(Dataset rows)
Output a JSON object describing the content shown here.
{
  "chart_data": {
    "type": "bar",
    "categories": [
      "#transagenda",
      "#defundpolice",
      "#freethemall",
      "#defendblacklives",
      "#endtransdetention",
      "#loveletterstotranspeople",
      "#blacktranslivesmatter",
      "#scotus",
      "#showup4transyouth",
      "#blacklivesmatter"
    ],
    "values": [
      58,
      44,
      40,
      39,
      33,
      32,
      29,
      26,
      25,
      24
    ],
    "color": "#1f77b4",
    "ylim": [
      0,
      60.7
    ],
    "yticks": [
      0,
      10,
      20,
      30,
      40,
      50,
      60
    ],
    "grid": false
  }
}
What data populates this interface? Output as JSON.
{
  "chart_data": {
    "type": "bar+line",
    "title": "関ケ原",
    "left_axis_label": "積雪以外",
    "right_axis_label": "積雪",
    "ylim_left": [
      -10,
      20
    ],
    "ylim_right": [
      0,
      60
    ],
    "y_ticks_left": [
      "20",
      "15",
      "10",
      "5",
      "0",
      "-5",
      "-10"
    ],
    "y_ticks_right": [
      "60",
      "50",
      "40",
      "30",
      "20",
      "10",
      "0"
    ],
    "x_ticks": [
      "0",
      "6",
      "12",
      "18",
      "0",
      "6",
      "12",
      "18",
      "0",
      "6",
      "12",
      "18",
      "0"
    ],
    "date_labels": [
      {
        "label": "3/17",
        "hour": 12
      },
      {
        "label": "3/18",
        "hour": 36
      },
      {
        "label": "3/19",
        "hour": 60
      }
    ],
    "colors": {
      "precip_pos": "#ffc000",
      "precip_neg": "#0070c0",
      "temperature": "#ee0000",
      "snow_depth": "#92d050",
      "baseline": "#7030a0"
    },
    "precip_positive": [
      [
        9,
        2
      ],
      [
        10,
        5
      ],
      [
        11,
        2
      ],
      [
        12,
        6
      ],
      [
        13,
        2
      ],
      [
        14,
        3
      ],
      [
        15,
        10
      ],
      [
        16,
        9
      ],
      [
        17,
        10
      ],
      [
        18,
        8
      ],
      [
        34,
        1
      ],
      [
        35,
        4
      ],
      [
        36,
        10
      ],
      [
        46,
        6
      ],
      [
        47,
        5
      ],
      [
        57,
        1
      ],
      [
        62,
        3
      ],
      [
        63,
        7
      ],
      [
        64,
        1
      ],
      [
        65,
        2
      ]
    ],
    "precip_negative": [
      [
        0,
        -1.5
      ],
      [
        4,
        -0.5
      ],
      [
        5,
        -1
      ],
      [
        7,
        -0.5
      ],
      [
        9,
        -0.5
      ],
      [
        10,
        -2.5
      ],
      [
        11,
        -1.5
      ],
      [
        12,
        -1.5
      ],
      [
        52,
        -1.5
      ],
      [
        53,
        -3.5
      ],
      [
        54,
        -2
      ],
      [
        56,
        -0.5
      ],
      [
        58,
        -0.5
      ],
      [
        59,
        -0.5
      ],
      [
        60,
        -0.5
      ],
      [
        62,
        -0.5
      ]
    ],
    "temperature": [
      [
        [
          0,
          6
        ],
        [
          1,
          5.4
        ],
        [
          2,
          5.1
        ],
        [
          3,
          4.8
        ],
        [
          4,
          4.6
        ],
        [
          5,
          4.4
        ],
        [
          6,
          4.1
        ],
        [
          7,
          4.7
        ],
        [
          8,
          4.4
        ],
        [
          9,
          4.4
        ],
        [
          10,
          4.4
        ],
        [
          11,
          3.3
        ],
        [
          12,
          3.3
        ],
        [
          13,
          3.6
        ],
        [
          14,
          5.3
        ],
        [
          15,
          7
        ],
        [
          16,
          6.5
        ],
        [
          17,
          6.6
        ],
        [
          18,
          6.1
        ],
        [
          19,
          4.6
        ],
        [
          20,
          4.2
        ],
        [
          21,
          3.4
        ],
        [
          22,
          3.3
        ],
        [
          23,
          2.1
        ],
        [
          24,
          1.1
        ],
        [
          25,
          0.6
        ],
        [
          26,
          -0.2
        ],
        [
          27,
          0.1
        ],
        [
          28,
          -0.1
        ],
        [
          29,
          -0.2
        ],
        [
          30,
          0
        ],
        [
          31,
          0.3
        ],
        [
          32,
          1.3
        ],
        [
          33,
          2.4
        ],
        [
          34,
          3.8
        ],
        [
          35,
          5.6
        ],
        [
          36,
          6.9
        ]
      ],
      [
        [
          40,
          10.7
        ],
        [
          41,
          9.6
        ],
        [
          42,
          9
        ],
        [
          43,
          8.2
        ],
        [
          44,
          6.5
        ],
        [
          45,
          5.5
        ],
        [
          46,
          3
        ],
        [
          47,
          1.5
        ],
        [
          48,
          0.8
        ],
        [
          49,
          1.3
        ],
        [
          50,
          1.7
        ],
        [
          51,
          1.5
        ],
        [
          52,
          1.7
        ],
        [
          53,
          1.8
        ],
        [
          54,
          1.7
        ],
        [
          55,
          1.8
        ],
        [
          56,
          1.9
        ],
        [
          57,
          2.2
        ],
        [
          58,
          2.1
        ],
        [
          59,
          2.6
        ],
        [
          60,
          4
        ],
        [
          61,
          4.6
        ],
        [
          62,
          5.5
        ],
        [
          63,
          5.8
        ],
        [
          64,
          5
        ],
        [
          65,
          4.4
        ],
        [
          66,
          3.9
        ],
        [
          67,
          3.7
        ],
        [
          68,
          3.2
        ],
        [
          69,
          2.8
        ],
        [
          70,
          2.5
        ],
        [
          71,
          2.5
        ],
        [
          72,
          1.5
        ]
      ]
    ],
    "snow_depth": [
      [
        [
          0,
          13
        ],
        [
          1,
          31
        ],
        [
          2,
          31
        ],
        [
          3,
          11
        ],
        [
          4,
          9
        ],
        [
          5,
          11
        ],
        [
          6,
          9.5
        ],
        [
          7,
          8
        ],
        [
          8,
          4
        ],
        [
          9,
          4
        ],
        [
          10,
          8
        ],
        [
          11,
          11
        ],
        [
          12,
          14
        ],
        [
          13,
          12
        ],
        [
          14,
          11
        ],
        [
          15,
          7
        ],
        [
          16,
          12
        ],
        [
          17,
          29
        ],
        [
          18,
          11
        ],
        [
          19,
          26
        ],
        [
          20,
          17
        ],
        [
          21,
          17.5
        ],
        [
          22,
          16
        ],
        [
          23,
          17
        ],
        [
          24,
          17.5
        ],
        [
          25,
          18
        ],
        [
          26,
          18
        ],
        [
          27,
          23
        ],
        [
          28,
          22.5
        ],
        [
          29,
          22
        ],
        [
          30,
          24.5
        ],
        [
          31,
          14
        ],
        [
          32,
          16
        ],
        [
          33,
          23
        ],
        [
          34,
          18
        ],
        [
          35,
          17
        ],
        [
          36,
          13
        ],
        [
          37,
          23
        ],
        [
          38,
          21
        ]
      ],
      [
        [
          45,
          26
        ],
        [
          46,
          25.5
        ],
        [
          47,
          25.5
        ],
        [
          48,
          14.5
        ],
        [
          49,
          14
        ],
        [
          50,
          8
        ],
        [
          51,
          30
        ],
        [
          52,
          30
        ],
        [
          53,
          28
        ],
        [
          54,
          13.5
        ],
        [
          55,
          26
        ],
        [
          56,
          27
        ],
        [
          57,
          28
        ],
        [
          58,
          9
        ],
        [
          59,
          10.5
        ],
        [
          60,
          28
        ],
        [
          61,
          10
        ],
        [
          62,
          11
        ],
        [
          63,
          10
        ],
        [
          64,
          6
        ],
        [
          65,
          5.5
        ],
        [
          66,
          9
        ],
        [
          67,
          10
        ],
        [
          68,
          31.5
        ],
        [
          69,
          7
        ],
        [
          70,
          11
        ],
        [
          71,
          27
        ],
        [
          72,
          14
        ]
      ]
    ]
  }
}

> _Written task_: State how many lines of the listing include "Output", and nothing more.

> _Correct result_: 2